PROBLEM REQUIREMENTS:
Repeat the entries below exactly as they appear, with no pictures.

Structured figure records
++++++++++++++++++++
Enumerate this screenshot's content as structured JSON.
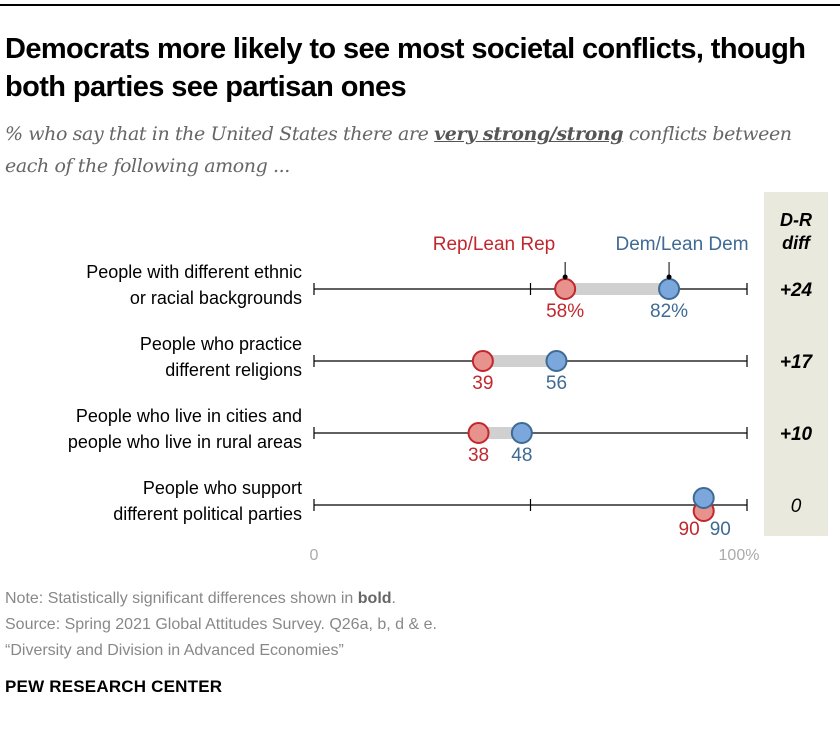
{
  "title": "Democrats more likely to see most societal conflicts, though both parties see partisan ones",
  "subtitle_pre": "% who say that in the United States there are ",
  "subtitle_emph": "very strong/strong",
  "subtitle_post": " conflicts between each of the following among ...",
  "chart_data": {
    "type": "dot",
    "xlim": [
      0,
      100
    ],
    "tick_labels": [
      "0",
      "100%"
    ],
    "series": [
      {
        "name": "Rep/Lean Rep",
        "color": "#c1272d",
        "fill": "#e8928e",
        "values": [
          58,
          39,
          38,
          90
        ],
        "labels": [
          "58%",
          "39",
          "38",
          "90"
        ]
      },
      {
        "name": "Dem/Lean Dem",
        "color": "#3e6a94",
        "fill": "#7ba7dc",
        "values": [
          82,
          56,
          48,
          90
        ],
        "labels": [
          "82%",
          "56",
          "48",
          "90"
        ]
      }
    ],
    "categories": [
      [
        "People with different ethnic",
        "or racial backgrounds"
      ],
      [
        "People who practice",
        "different religions"
      ],
      [
        "People who live in cities and",
        "people who live in rural areas"
      ],
      [
        "People who support",
        "different political parties"
      ]
    ],
    "diff_header": [
      "D-R",
      "diff"
    ],
    "diff_values": [
      "+24",
      "+17",
      "+10",
      "0"
    ],
    "diff_significant": [
      true,
      true,
      true,
      false
    ]
  },
  "notes": {
    "note_pre": "Note: Statistically significant differences shown in ",
    "note_bold": "bold",
    "note_post": ".",
    "source": "Source: Spring 2021 Global Attitudes Survey. Q26a, b, d & e.",
    "report": "“Diversity and Division in Advanced Economies”"
  },
  "brand": "PEW RESEARCH CENTER"
}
++++++++++++++++++++
THE ANSWER:
Enumerate this screenshot's content as structured JSON.
{
  "title": "Democrats more likely to see most societal conflicts, though both parties see partisan ones",
  "subtitle_pre": "% who say that in the United States there are ",
  "subtitle_emph": "very strong/strong",
  "subtitle_post": " conflicts between each of the following among ...",
  "chart_data": {
    "type": "dot",
    "xlim": [
      0,
      100
    ],
    "tick_labels": [
      "0",
      "100%"
    ],
    "series": [
      {
        "name": "Rep/Lean Rep",
        "color": "#c1272d",
        "fill": "#e8928e",
        "values": [
          58,
          39,
          38,
          90
        ],
        "labels": [
          "58%",
          "39",
          "38",
          "90"
        ]
      },
      {
        "name": "Dem/Lean Dem",
        "color": "#3e6a94",
        "fill": "#7ba7dc",
        "values": [
          82,
          56,
          48,
          90
        ],
        "labels": [
          "82%",
          "56",
          "48",
          "90"
        ]
      }
    ],
    "categories": [
      [
        "People with different ethnic",
        "or racial backgrounds"
      ],
      [
        "People who practice",
        "different religions"
      ],
      [
        "People who live in cities and",
        "people who live in rural areas"
      ],
      [
        "People who support",
        "different political parties"
      ]
    ],
    "diff_header": [
      "D-R",
      "diff"
    ],
    "diff_values": [
      "+24",
      "+17",
      "+10",
      "0"
    ],
    "diff_significant": [
      true,
      true,
      true,
      false
    ]
  },
  "notes": {
    "note_pre": "Note: Statistically significant differences shown in ",
    "note_bold": "bold",
    "note_post": ".",
    "source": "Source: Spring 2021 Global Attitudes Survey. Q26a, b, d & e.",
    "report": "“Diversity and Division in Advanced Economies”"
  },
  "brand": "PEW RESEARCH CENTER"
}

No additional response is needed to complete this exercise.